* [What is asked]:
Omit the pictures and return every entry exactly as written.

(Saved entries)

———

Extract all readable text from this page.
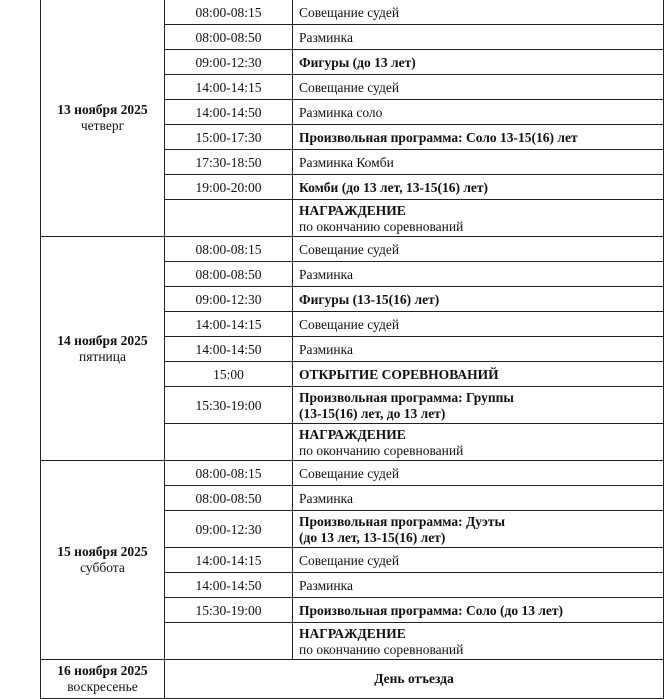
13 ноября 2025
четверг	08:00-08:15	Совещание судей

	08:00-08:50	Разминка

	09:00-12:30	Фигуры (до 13 лет)

	14:00-14:15	Совещание судей

	14:00-14:50	Разминка соло

	15:00-17:30	Произвольная программа: Соло 13-15(16) лет

	17:30-18:50	Разминка Комби

	19:00-20:00	Комби (до 13 лет, 13-15(16) лет)

		НАГРАЖДЕНИЕ
по окончанию соревнований

14 ноября 2025
пятница	08:00-08:15	Совещание судей

	08:00-08:50	Разминка

	09:00-12:30	Фигуры (13-15(16) лет)

	14:00-14:15	Совещание судей

	14:00-14:50	Разминка

	15:00	ОТКРЫТИЕ СОРЕВНОВАНИЙ

	15:30-19:00	Произвольная программа: Группы
(13-15(16) лет, до 13 лет)

		НАГРАЖДЕНИЕ
по окончанию соревнований

15 ноября 2025
суббота	08:00-08:15	Совещание судей

	08:00-08:50	Разминка

	09:00-12:30	Произвольная программа: Дуэты
(до 13 лет, 13-15(16) лет)

	14:00-14:15	Совещание судей

	14:00-14:50	Разминка

	15:30-19:00	Произвольная программа: Соло (до 13 лет)

		НАГРАЖДЕНИЕ
по окончанию соревнований

16 ноября 2025
воскресенье	День отъезда	
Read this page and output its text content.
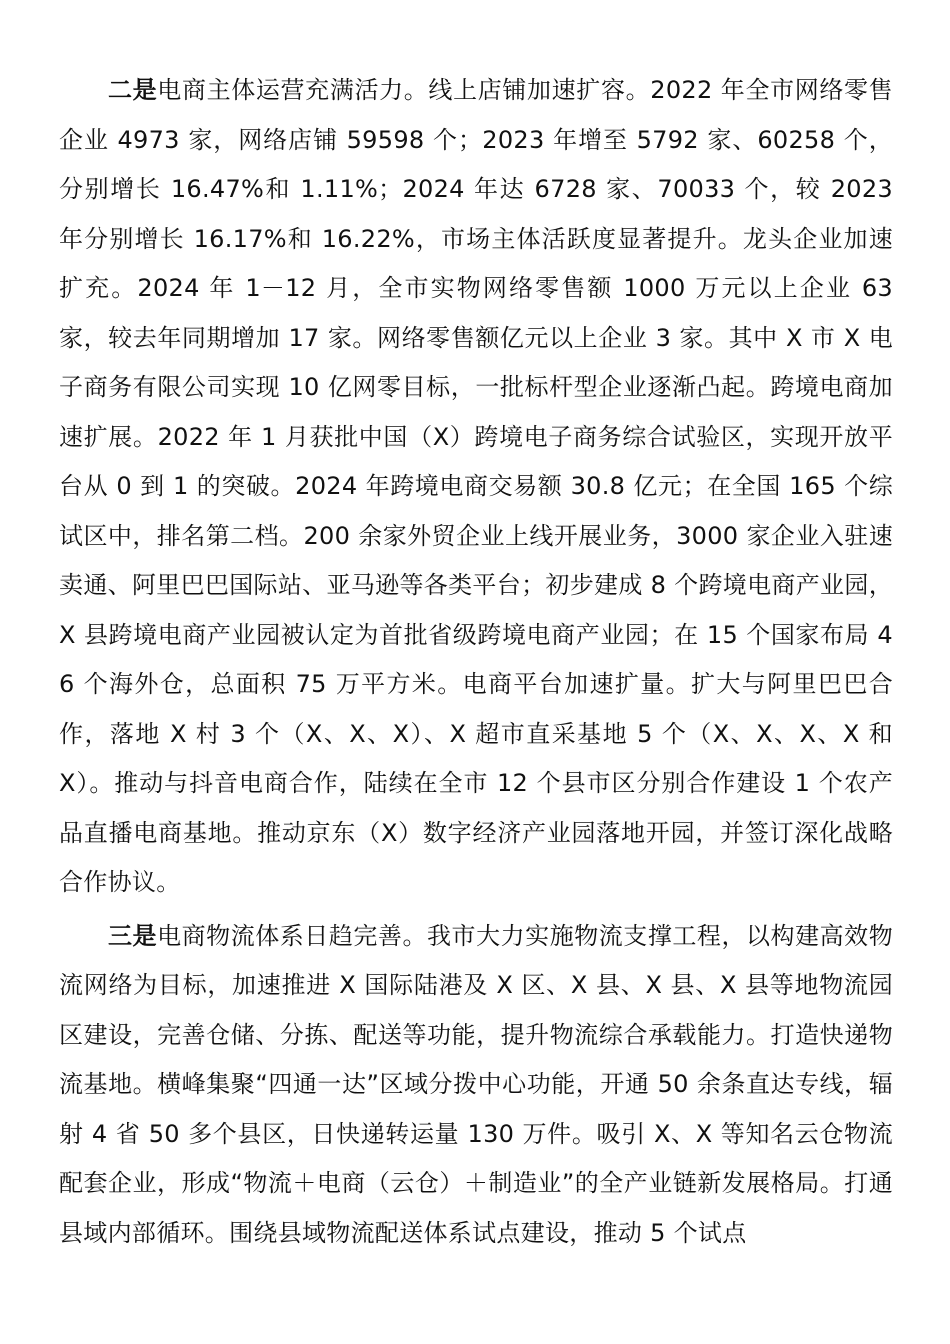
二是电商主体运营充满活力。线上店铺加速扩容。2022 年全市网络零售企业 4973 家，网络店铺 59598 个；2023 年增至 5792 家、60258 个，分别增长 16.47%和 1.11%；2024 年达 6728 家、70033 个，较 2023 年分别增长 16.17%和 16.22%，市场主体活跃度显著提升。龙头企业加速扩充。2024 年 1－12 月，全市实物网络零售额 1000 万元以上企业 63 家，较去年同期增加 17 家。网络零售额亿元以上企业 3 家。其中 X 市 X 电子商务有限公司实现 10 亿网零目标，一批标杆型企业逐渐凸起。跨境电商加速扩展。2022 年 1 月获批中国（X）跨境电子商务综合试验区，实现开放平台从 0 到 1 的突破。2024 年跨境电商交易额 30.8 亿元；在全国 165 个综试区中，排名第二档。200 余家外贸企业上线开展业务，3000 家企业入驻速卖通、阿里巴巴国际站、亚马逊等各类平台；初步建成 8 个跨境电商产业园，X 县跨境电商产业园被认定为首批省级跨境电商产业园；在 15 个国家布局 46 个海外仓，总面积 75 万平方米。电商平台加速扩量。扩大与阿里巴巴合作，落地 X 村 3 个（X、X、X）、X 超市直采基地 5 个（X、X、X、X 和 X）。推动与抖音电商合作，陆续在全市 12 个县市区分别合作建设 1 个农产品直播电商基地。推动京东（X）数字经济产业园落地开园，并签订深化战略合作协议。

三是电商物流体系日趋完善。我市大力实施物流支撑工程，以构建高效物流网络为目标，加速推进 X 国际陆港及 X 区、X 县、X 县、X 县等地物流园区建设，完善仓储、分拣、配送等功能，提升物流综合承载能力。打造快递物流基地。横峰集聚“四通一达”区域分拨中心功能，开通 50 余条直达专线，辐射 4 省 50 多个县区，日快递转运量 130 万件。吸引 X、X 等知名云仓物流配套企业，形成“物流＋电商（云仓）＋制造业”的全产业链新发展格局。打通县域内部循环。围绕县域物流配送体系试点建设，推动 5 个试点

———

* [Answer to the exercise]:
Extract all readable text from this page.
13 ноября 2025
четверг	08:00-08:15	Совещание судей

	08:00-08:50	Разминка

	09:00-12:30	Фигуры (до 13 лет)

	14:00-14:15	Совещание судей

	14:00-14:50	Разминка соло

	15:00-17:30	Произвольная программа: Соло 13-15(16) лет

	17:30-18:50	Разминка Комби

	19:00-20:00	Комби (до 13 лет, 13-15(16) лет)

		НАГРАЖДЕНИЕ
по окончанию соревнований

14 ноября 2025
пятница	08:00-08:15	Совещание судей

	08:00-08:50	Разминка

	09:00-12:30	Фигуры (13-15(16) лет)

	14:00-14:15	Совещание судей

	14:00-14:50	Разминка

	15:00	ОТКРЫТИЕ СОРЕВНОВАНИЙ

	15:30-19:00	Произвольная программа: Группы
(13-15(16) лет, до 13 лет)

		НАГРАЖДЕНИЕ
по окончанию соревнований

15 ноября 2025
суббота	08:00-08:15	Совещание судей

	08:00-08:50	Разминка

	09:00-12:30	Произвольная программа: Дуэты
(до 13 лет, 13-15(16) лет)

	14:00-14:15	Совещание судей

	14:00-14:50	Разминка

	15:30-19:00	Произвольная программа: Соло (до 13 лет)

		НАГРАЖДЕНИЕ
по окончанию соревнований

16 ноября 2025
воскресенье	День отъезда	
Read this page and output its text content.
二是电商主体运营充满活力。线上店铺加速扩容。2022 年全市网络零售企业 4973 家，网络店铺 59598 个；2023 年增至 5792 家、60258 个，分别增长 16.47%和 1.11%；2024 年达 6728 家、70033 个，较 2023 年分别增长 16.17%和 16.22%，市场主体活跃度显著提升。龙头企业加速扩充。2024 年 1－12 月，全市实物网络零售额 1000 万元以上企业 63 家，较去年同期增加 17 家。网络零售额亿元以上企业 3 家。其中 X 市 X 电子商务有限公司实现 10 亿网零目标，一批标杆型企业逐渐凸起。跨境电商加速扩展。2022 年 1 月获批中国（X）跨境电子商务综合试验区，实现开放平台从 0 到 1 的突破。2024 年跨境电商交易额 30.8 亿元；在全国 165 个综试区中，排名第二档。200 余家外贸企业上线开展业务，3000 家企业入驻速卖通、阿里巴巴国际站、亚马逊等各类平台；初步建成 8 个跨境电商产业园，X 县跨境电商产业园被认定为首批省级跨境电商产业园；在 15 个国家布局 46 个海外仓，总面积 75 万平方米。电商平台加速扩量。扩大与阿里巴巴合作，落地 X 村 3 个（X、X、X）、X 超市直采基地 5 个（X、X、X、X 和 X）。推动与抖音电商合作，陆续在全市 12 个县市区分别合作建设 1 个农产品直播电商基地。推动京东（X）数字经济产业园落地开园，并签订深化战略合作协议。

三是电商物流体系日趋完善。我市大力实施物流支撑工程，以构建高效物流网络为目标，加速推进 X 国际陆港及 X 区、X 县、X 县、X 县等地物流园区建设，完善仓储、分拣、配送等功能，提升物流综合承载能力。打造快递物流基地。横峰集聚“四通一达”区域分拨中心功能，开通 50 余条直达专线，辐射 4 省 50 多个县区，日快递转运量 130 万件。吸引 X、X 等知名云仓物流配套企业，形成“物流＋电商（云仓）＋制造业”的全产业链新发展格局。打通县域内部循环。围绕县域物流配送体系试点建设，推动 5 个试点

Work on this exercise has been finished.